> _Objective_
Could you format all of the material below as a Markdown table, with a Row column giving each line's number and a Line column holding the line itself, leaving out any blank lines?
-- begin Dataset extract --
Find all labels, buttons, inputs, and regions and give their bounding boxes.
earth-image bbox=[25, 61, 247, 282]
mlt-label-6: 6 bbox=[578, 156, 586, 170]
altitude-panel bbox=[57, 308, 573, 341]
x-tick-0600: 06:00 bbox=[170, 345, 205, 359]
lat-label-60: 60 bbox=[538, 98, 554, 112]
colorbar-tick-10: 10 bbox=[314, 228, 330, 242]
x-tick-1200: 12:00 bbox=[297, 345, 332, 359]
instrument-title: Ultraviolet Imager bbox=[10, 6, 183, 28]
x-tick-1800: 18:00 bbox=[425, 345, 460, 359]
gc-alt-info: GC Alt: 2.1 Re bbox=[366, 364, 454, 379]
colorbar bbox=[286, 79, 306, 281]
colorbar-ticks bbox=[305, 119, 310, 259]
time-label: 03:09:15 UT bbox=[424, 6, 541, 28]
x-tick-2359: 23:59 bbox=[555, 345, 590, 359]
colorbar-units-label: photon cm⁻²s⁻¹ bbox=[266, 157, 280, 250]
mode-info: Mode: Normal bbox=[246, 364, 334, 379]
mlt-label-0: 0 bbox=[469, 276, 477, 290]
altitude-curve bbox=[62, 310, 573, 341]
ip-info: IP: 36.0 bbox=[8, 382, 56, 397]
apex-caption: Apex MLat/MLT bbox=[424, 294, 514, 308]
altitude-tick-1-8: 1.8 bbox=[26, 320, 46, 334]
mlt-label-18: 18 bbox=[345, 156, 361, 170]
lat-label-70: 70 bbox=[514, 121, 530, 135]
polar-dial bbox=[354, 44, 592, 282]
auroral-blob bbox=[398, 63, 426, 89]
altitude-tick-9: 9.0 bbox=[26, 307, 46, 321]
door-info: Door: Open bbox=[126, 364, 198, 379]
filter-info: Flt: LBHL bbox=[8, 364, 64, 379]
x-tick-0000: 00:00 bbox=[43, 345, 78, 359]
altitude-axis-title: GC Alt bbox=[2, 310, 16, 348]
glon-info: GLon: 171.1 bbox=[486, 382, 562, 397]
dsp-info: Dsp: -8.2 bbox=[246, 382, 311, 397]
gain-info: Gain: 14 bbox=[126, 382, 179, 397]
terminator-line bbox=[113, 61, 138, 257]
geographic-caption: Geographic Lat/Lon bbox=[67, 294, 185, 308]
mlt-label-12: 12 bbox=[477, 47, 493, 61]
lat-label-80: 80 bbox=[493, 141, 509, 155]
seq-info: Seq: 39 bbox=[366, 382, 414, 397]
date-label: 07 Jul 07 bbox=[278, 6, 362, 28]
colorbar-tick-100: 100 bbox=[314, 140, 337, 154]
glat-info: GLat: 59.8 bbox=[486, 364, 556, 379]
-- end Dataset extract --
> _Final result_
| Row | Line |
|---|---|
| 1 | Find all labels, buttons, inputs, and regions and give their bounding boxes. |
| 2 | earth-image bbox=[25, 61, 247, 282] |
| 3 | mlt-label-6: 6 bbox=[578, 156, 586, 170] |
| 4 | altitude-panel bbox=[57, 308, 573, 341] |
| 5 | x-tick-0600: 06:00 bbox=[170, 345, 205, 359] |
| 6 | lat-label-60: 60 bbox=[538, 98, 554, 112] |
| 7 | colorbar-tick-10: 10 bbox=[314, 228, 330, 242] |
| 8 | x-tick-1200: 12:00 bbox=[297, 345, 332, 359] |
| 9 | instrument-title: Ultraviolet Imager bbox=[10, 6, 183, 28] |
| 10 | x-tick-1800: 18:00 bbox=[425, 345, 460, 359] |
| 11 | gc-alt-info: GC Alt: 2.1 Re bbox=[366, 364, 454, 379] |
| 12 | colorbar bbox=[286, 79, 306, 281] |
| 13 | colorbar-ticks bbox=[305, 119, 310, 259] |
| 14 | time-label: 03:09:15 UT bbox=[424, 6, 541, 28] |
| 15 | x-tick-2359: 23:59 bbox=[555, 345, 590, 359] |
| 16 | colorbar-units-label: photon cm⁻²s⁻¹ bbox=[266, 157, 280, 250] |
| 17 | mode-info: Mode: Normal bbox=[246, 364, 334, 379] |
| 18 | mlt-label-0: 0 bbox=[469, 276, 477, 290] |
| 19 | altitude-curve bbox=[62, 310, 573, 341] |
| 20 | ip-info: IP: 36.0 bbox=[8, 382, 56, 397] |
| 21 | apex-caption: Apex MLat/MLT bbox=[424, 294, 514, 308] |
| 22 | altitude-tick-1-8: 1.8 bbox=[26, 320, 46, 334] |
| 23 | mlt-label-18: 18 bbox=[345, 156, 361, 170] |
| 24 | lat-label-70: 70 bbox=[514, 121, 530, 135] |
| 25 | polar-dial bbox=[354, 44, 592, 282] |
| 26 | auroral-blob bbox=[398, 63, 426, 89] |
| 27 | altitude-tick-9: 9.0 bbox=[26, 307, 46, 321] |
| 28 | door-info: Door: Open bbox=[126, 364, 198, 379] |
| 29 | filter-info: Flt: LBHL bbox=[8, 364, 64, 379] |
| 30 | x-tick-0000: 00:00 bbox=[43, 345, 78, 359] |
| 31 | altitude-axis-title: GC Alt bbox=[2, 310, 16, 348] |
| 32 | glon-info: GLon: 171.1 bbox=[486, 382, 562, 397] |
| 33 | dsp-info: Dsp: -8.2 bbox=[246, 382, 311, 397] |
| 34 | gain-info: Gain: 14 bbox=[126, 382, 179, 397] |
| 35 | terminator-line bbox=[113, 61, 138, 257] |
| 36 | geographic-caption: Geographic Lat/Lon bbox=[67, 294, 185, 308] |
| 37 | mlt-label-12: 12 bbox=[477, 47, 493, 61] |
| 38 | lat-label-80: 80 bbox=[493, 141, 509, 155] |
| 39 | seq-info: Seq: 39 bbox=[366, 382, 414, 397] |
| 40 | date-label: 07 Jul 07 bbox=[278, 6, 362, 28] |
| 41 | colorbar-tick-100: 100 bbox=[314, 140, 337, 154] |
| 42 | glat-info: GLat: 59.8 bbox=[486, 364, 556, 379] |